GIVEN PROBLEM: Scan the entries below. List each line with "Point".

— Start GIVEN INFORMATION —

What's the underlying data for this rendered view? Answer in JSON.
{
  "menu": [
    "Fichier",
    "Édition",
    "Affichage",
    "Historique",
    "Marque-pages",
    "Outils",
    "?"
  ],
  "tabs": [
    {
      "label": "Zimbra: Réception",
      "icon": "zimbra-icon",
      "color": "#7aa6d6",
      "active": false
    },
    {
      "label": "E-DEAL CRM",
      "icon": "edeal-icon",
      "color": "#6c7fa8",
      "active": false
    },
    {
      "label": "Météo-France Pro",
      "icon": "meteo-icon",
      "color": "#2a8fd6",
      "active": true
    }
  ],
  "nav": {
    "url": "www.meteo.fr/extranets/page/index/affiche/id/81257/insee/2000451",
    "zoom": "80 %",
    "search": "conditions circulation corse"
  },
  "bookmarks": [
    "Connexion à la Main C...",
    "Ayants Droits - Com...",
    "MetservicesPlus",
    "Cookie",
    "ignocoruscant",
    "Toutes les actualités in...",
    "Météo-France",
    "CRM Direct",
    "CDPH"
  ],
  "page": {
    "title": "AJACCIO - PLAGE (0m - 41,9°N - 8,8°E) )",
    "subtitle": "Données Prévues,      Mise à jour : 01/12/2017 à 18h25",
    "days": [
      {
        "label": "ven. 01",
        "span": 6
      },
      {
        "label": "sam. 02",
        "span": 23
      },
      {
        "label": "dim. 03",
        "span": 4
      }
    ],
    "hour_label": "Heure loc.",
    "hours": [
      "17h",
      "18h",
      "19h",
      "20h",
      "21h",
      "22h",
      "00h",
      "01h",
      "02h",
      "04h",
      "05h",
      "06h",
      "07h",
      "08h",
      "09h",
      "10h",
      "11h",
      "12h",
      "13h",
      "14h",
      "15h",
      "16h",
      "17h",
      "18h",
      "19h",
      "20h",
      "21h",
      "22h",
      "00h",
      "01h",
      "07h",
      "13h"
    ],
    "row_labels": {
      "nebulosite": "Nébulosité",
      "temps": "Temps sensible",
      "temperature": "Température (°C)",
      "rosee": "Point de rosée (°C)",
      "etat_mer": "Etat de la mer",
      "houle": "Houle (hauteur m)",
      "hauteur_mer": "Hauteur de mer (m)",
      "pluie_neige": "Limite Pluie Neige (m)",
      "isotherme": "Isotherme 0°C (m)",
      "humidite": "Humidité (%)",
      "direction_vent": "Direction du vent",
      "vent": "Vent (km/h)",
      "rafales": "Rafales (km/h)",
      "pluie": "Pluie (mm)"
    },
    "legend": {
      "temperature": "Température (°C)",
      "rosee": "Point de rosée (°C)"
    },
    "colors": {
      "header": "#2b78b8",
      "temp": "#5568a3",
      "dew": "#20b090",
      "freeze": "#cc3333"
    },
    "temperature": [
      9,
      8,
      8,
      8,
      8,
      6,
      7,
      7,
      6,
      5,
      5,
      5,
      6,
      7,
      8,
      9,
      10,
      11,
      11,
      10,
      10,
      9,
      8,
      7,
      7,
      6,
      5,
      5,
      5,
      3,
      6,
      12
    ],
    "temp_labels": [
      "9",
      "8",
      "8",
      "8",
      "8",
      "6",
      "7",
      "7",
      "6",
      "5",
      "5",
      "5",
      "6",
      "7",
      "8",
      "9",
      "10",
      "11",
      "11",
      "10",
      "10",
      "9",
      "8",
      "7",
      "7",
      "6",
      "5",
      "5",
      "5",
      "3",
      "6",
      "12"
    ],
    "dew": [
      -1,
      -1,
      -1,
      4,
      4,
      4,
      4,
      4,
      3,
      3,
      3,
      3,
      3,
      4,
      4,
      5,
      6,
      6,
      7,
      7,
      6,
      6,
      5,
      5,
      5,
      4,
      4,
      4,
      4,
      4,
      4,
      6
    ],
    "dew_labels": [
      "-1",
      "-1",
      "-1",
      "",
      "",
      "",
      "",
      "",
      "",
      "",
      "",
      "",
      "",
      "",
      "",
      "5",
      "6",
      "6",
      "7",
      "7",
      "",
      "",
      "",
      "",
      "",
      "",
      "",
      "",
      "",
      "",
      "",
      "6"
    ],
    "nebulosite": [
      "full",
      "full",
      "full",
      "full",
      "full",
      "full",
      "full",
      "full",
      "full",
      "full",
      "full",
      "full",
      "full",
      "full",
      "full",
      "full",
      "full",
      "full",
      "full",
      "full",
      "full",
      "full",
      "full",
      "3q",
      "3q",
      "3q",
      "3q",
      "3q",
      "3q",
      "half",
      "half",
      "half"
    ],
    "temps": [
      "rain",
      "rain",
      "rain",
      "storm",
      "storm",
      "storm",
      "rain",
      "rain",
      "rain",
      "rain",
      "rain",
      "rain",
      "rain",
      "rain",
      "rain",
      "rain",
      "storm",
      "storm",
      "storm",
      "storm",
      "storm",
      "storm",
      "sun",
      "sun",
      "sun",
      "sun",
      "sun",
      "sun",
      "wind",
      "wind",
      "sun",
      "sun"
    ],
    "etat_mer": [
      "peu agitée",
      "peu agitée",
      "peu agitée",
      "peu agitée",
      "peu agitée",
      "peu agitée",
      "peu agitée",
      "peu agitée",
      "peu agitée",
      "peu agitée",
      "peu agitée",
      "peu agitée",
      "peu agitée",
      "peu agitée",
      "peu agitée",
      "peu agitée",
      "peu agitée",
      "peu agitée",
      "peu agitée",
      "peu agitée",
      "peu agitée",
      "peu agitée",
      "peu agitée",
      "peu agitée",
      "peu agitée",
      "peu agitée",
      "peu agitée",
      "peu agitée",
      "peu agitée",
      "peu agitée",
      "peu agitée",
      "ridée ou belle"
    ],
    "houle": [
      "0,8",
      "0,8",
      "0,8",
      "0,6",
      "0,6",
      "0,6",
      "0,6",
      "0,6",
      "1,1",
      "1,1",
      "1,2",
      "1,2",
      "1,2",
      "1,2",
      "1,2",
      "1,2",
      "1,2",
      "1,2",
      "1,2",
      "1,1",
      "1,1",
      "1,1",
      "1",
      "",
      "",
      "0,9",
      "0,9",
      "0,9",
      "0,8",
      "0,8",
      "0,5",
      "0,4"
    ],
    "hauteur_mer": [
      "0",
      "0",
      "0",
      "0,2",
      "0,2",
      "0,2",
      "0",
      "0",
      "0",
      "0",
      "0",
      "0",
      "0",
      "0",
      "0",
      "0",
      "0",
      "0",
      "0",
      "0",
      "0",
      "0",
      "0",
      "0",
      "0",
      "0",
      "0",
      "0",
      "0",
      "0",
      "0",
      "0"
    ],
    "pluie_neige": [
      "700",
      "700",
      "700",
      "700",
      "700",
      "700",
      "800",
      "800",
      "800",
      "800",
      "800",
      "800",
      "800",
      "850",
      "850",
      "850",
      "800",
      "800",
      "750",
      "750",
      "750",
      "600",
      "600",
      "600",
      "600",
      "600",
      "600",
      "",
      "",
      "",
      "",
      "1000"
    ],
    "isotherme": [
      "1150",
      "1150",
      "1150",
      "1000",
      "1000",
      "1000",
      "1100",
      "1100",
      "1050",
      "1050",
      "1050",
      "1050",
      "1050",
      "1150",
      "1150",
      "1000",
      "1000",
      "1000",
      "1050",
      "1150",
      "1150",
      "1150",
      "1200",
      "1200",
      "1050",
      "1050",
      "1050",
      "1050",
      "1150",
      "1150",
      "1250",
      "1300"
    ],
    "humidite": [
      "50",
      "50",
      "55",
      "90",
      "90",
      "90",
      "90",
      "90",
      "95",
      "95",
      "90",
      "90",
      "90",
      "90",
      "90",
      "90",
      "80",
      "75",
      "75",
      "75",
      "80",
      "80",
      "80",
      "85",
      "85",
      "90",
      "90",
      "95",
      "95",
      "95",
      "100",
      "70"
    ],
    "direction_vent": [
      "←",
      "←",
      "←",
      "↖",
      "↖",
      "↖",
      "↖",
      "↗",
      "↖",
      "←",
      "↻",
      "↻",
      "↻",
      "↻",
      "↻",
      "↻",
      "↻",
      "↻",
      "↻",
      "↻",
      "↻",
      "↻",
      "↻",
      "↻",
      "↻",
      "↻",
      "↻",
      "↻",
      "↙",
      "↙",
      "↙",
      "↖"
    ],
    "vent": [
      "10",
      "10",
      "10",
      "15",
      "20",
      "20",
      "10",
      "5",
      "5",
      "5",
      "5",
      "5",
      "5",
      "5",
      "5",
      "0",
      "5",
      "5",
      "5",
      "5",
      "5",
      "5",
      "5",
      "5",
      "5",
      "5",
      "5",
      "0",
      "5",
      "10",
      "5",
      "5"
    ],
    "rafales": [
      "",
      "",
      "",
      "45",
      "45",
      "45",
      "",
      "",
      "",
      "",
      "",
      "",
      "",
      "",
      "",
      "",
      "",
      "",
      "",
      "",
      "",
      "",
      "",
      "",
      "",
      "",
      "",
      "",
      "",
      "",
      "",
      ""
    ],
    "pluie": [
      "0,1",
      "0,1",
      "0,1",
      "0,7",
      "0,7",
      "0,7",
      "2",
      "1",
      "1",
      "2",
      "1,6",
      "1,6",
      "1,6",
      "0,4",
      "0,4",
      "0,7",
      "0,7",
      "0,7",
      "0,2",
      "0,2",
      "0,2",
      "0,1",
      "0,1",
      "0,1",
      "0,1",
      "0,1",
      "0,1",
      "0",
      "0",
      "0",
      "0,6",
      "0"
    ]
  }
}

— End GIVEN INFORMATION —
— Start GIVEN INFORMATION —

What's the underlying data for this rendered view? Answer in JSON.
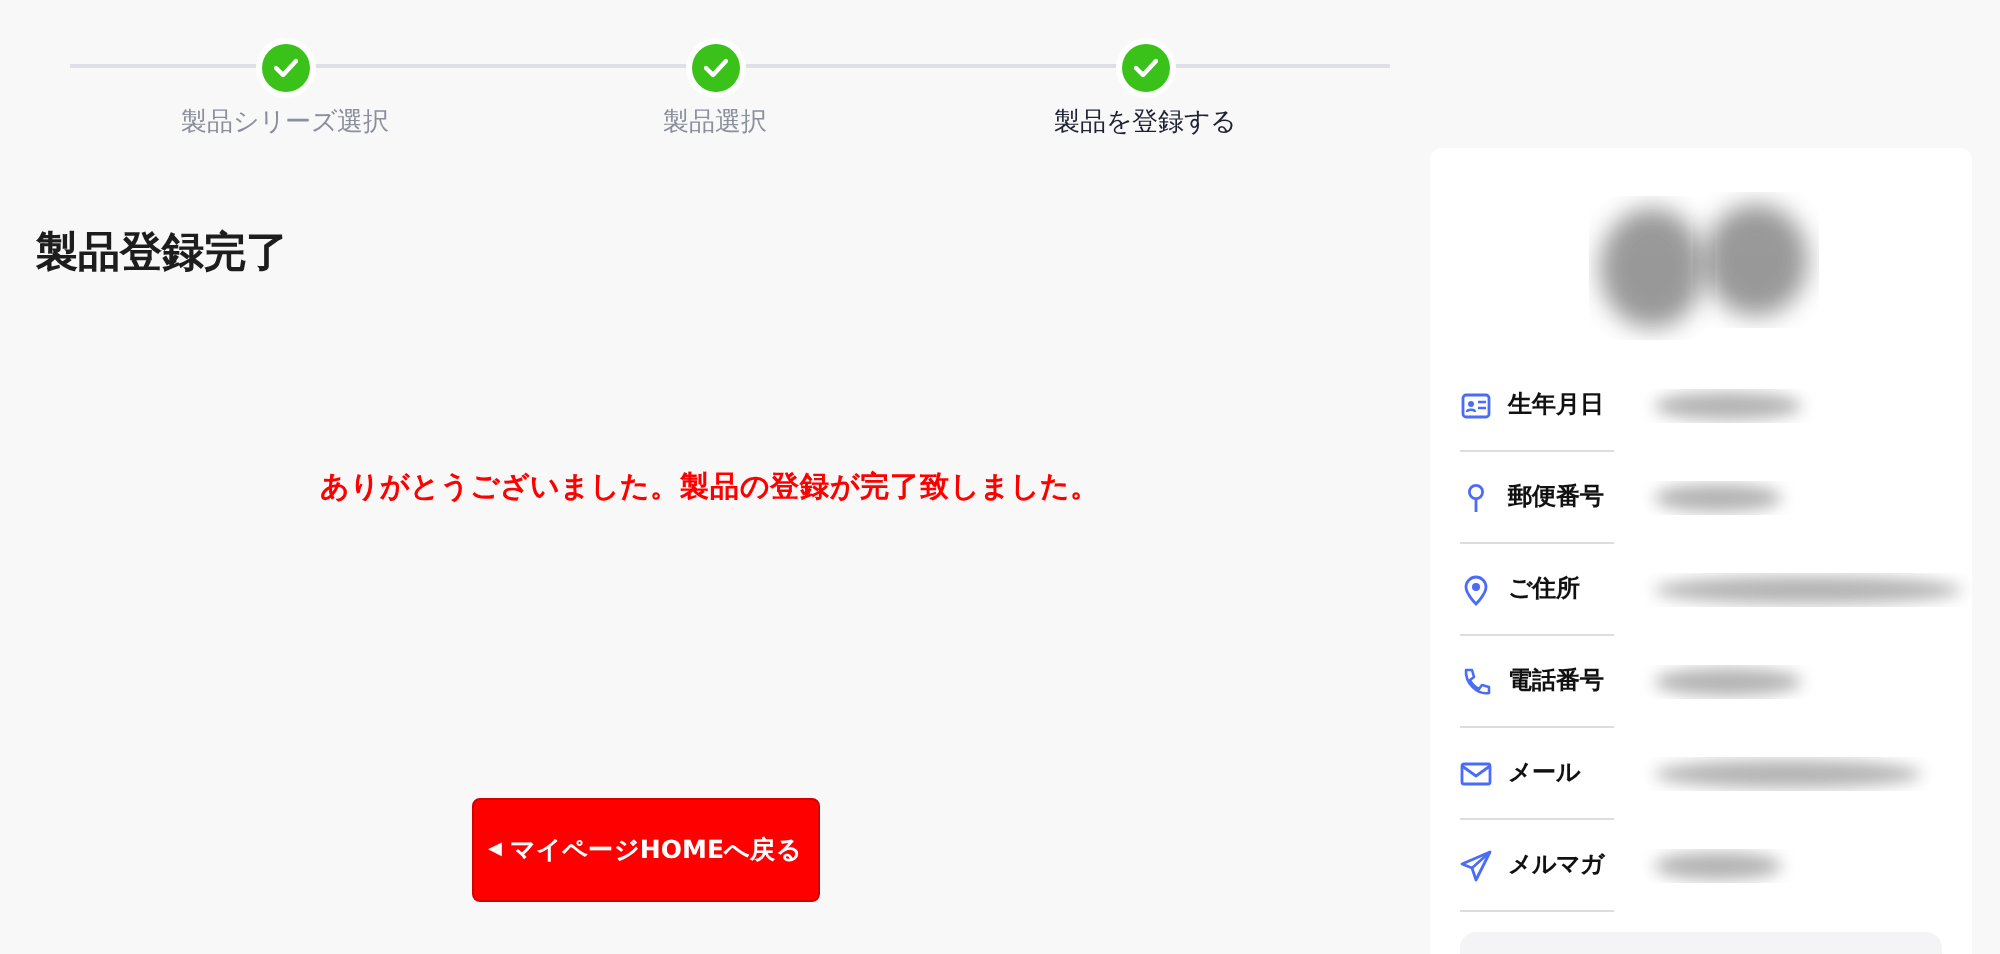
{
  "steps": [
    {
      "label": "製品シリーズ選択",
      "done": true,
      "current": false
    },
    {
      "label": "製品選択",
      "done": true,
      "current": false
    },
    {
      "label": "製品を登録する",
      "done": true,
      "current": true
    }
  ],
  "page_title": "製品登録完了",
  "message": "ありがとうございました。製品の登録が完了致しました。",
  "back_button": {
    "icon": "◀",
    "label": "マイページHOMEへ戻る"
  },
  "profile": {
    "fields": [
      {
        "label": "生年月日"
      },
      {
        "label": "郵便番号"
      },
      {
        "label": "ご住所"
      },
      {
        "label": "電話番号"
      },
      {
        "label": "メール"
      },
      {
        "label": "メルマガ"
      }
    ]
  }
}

— End GIVEN INFORMATION —

RESPONSE:
      "rosee": "Point de rosée (°C)",
      "rosee": "Point de rosée (°C)"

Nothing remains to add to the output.